REQUEST.
Type out all the records word for word. Any pictures are to be left out.

- - - -

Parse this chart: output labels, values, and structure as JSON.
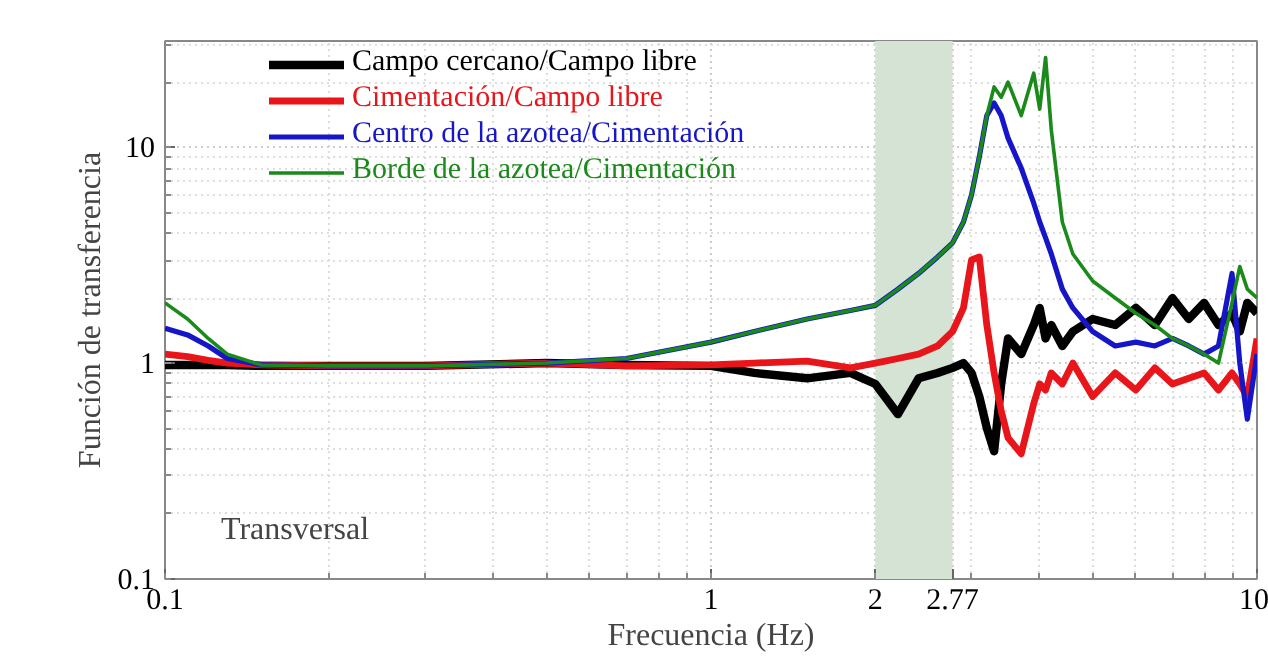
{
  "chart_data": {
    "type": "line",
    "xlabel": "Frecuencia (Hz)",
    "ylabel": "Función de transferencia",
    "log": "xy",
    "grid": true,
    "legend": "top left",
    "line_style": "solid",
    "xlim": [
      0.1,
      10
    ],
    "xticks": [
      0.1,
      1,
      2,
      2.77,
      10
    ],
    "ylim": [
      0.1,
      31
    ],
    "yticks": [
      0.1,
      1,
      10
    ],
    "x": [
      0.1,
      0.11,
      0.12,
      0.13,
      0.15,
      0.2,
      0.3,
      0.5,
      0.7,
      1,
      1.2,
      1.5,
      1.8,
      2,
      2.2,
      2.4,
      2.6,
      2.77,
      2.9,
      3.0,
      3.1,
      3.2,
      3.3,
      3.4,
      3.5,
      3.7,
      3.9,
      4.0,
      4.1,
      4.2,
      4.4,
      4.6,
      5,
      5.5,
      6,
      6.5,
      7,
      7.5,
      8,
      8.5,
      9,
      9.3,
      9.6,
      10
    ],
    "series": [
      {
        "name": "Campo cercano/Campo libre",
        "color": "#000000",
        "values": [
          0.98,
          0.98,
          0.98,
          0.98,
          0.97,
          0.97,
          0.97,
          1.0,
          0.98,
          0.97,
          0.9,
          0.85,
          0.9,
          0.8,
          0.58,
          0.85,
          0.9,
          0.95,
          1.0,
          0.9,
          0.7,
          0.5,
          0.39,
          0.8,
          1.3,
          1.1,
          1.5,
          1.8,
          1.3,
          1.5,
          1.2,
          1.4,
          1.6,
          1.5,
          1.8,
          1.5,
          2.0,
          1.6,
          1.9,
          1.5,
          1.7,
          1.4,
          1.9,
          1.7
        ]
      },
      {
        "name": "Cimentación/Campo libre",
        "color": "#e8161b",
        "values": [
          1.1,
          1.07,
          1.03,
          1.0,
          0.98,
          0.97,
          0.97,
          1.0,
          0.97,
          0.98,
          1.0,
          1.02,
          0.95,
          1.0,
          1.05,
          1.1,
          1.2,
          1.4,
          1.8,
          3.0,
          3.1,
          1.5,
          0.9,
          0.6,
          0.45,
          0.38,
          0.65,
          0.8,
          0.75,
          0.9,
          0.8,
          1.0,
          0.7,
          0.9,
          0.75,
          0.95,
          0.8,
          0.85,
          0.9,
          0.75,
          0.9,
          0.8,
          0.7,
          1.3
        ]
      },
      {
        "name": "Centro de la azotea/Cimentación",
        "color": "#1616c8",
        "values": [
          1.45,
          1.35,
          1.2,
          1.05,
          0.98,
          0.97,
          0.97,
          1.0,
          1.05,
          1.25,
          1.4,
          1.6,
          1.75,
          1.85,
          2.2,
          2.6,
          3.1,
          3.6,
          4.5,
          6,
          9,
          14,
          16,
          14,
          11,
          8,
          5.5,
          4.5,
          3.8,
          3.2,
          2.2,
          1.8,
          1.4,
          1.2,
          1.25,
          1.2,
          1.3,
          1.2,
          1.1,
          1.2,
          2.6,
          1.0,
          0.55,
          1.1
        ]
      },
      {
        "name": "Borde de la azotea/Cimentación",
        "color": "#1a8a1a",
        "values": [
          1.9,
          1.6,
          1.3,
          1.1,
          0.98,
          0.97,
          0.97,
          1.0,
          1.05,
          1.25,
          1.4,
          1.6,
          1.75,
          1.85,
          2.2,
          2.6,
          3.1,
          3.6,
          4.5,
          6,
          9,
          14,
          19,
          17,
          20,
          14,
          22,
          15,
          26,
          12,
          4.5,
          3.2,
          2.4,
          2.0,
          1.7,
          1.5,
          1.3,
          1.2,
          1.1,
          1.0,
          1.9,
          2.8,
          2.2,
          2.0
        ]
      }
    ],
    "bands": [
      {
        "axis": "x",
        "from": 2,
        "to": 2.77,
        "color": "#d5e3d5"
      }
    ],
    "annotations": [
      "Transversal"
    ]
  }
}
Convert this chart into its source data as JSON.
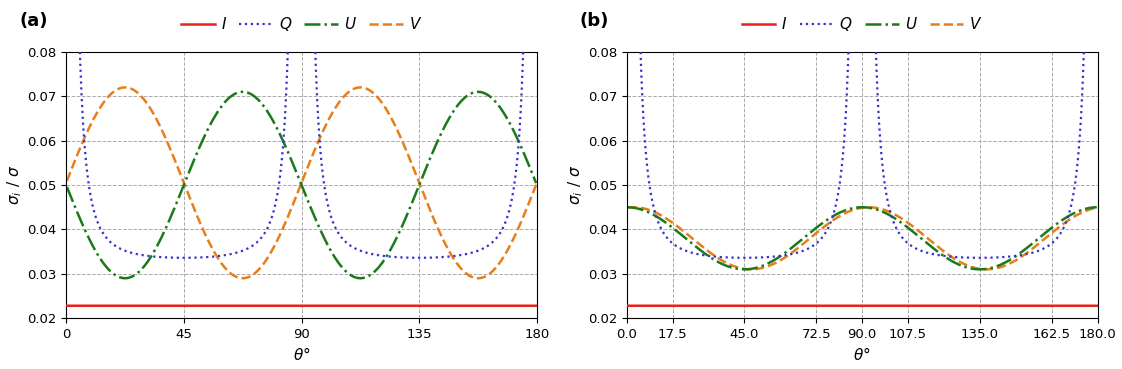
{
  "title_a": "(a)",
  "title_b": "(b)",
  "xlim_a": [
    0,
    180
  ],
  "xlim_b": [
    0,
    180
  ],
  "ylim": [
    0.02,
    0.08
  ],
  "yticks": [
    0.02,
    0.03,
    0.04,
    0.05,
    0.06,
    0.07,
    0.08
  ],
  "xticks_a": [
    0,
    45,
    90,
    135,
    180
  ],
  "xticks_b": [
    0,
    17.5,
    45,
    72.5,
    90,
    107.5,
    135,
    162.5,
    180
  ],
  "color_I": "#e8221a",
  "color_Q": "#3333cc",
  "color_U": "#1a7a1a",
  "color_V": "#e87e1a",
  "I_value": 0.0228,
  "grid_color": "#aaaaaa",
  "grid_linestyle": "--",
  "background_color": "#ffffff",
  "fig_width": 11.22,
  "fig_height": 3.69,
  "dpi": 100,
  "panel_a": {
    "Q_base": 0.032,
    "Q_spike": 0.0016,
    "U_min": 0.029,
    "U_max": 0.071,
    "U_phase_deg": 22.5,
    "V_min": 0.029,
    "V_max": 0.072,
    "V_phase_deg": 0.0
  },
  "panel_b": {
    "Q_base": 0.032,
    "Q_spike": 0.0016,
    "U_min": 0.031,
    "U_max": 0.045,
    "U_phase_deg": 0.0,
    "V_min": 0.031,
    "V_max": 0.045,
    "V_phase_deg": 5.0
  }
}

- - - -

TASK OUTPUT.
Parse this chart: output labels, values, and structure as JSON.
{
  "chart_data": {
    "type": "line",
    "xlabel": "Frecuencia (Hz)",
    "ylabel": "Función de transferencia",
    "log": "xy",
    "grid": true,
    "legend": "top left",
    "line_style": "solid",
    "xlim": [
      0.1,
      10
    ],
    "xticks": [
      0.1,
      1,
      2,
      2.77,
      10
    ],
    "ylim": [
      0.1,
      31
    ],
    "yticks": [
      0.1,
      1,
      10
    ],
    "x": [
      0.1,
      0.11,
      0.12,
      0.13,
      0.15,
      0.2,
      0.3,
      0.5,
      0.7,
      1,
      1.2,
      1.5,
      1.8,
      2,
      2.2,
      2.4,
      2.6,
      2.77,
      2.9,
      3.0,
      3.1,
      3.2,
      3.3,
      3.4,
      3.5,
      3.7,
      3.9,
      4.0,
      4.1,
      4.2,
      4.4,
      4.6,
      5,
      5.5,
      6,
      6.5,
      7,
      7.5,
      8,
      8.5,
      9,
      9.3,
      9.6,
      10
    ],
    "series": [
      {
        "name": "Campo cercano/Campo libre",
        "color": "#000000",
        "values": [
          0.98,
          0.98,
          0.98,
          0.98,
          0.97,
          0.97,
          0.97,
          1.0,
          0.98,
          0.97,
          0.9,
          0.85,
          0.9,
          0.8,
          0.58,
          0.85,
          0.9,
          0.95,
          1.0,
          0.9,
          0.7,
          0.5,
          0.39,
          0.8,
          1.3,
          1.1,
          1.5,
          1.8,
          1.3,
          1.5,
          1.2,
          1.4,
          1.6,
          1.5,
          1.8,
          1.5,
          2.0,
          1.6,
          1.9,
          1.5,
          1.7,
          1.4,
          1.9,
          1.7
        ]
      },
      {
        "name": "Cimentación/Campo libre",
        "color": "#e8161b",
        "values": [
          1.1,
          1.07,
          1.03,
          1.0,
          0.98,
          0.97,
          0.97,
          1.0,
          0.97,
          0.98,
          1.0,
          1.02,
          0.95,
          1.0,
          1.05,
          1.1,
          1.2,
          1.4,
          1.8,
          3.0,
          3.1,
          1.5,
          0.9,
          0.6,
          0.45,
          0.38,
          0.65,
          0.8,
          0.75,
          0.9,
          0.8,
          1.0,
          0.7,
          0.9,
          0.75,
          0.95,
          0.8,
          0.85,
          0.9,
          0.75,
          0.9,
          0.8,
          0.7,
          1.3
        ]
      },
      {
        "name": "Centro de la azotea/Cimentación",
        "color": "#1616c8",
        "values": [
          1.45,
          1.35,
          1.2,
          1.05,
          0.98,
          0.97,
          0.97,
          1.0,
          1.05,
          1.25,
          1.4,
          1.6,
          1.75,
          1.85,
          2.2,
          2.6,
          3.1,
          3.6,
          4.5,
          6,
          9,
          14,
          16,
          14,
          11,
          8,
          5.5,
          4.5,
          3.8,
          3.2,
          2.2,
          1.8,
          1.4,
          1.2,
          1.25,
          1.2,
          1.3,
          1.2,
          1.1,
          1.2,
          2.6,
          1.0,
          0.55,
          1.1
        ]
      },
      {
        "name": "Borde de la azotea/Cimentación",
        "color": "#1a8a1a",
        "values": [
          1.9,
          1.6,
          1.3,
          1.1,
          0.98,
          0.97,
          0.97,
          1.0,
          1.05,
          1.25,
          1.4,
          1.6,
          1.75,
          1.85,
          2.2,
          2.6,
          3.1,
          3.6,
          4.5,
          6,
          9,
          14,
          19,
          17,
          20,
          14,
          22,
          15,
          26,
          12,
          4.5,
          3.2,
          2.4,
          2.0,
          1.7,
          1.5,
          1.3,
          1.2,
          1.1,
          1.0,
          1.9,
          2.8,
          2.2,
          2.0
        ]
      }
    ],
    "bands": [
      {
        "axis": "x",
        "from": 2,
        "to": 2.77,
        "color": "#d5e3d5"
      }
    ],
    "annotations": [
      "Transversal"
    ]
  }
}
Convert this chart into its source data as JSON.
{
  "title_a": "(a)",
  "title_b": "(b)",
  "xlim_a": [
    0,
    180
  ],
  "xlim_b": [
    0,
    180
  ],
  "ylim": [
    0.02,
    0.08
  ],
  "yticks": [
    0.02,
    0.03,
    0.04,
    0.05,
    0.06,
    0.07,
    0.08
  ],
  "xticks_a": [
    0,
    45,
    90,
    135,
    180
  ],
  "xticks_b": [
    0,
    17.5,
    45,
    72.5,
    90,
    107.5,
    135,
    162.5,
    180
  ],
  "color_I": "#e8221a",
  "color_Q": "#3333cc",
  "color_U": "#1a7a1a",
  "color_V": "#e87e1a",
  "I_value": 0.0228,
  "grid_color": "#aaaaaa",
  "grid_linestyle": "--",
  "background_color": "#ffffff",
  "fig_width": 11.22,
  "fig_height": 3.69,
  "dpi": 100,
  "panel_a": {
    "Q_base": 0.032,
    "Q_spike": 0.0016,
    "U_min": 0.029,
    "U_max": 0.071,
    "U_phase_deg": 22.5,
    "V_min": 0.029,
    "V_max": 0.072,
    "V_phase_deg": 0.0
  },
  "panel_b": {
    "Q_base": 0.032,
    "Q_spike": 0.0016,
    "U_min": 0.031,
    "U_max": 0.045,
    "U_phase_deg": 0.0,
    "V_min": 0.031,
    "V_max": 0.045,
    "V_phase_deg": 5.0
  }
}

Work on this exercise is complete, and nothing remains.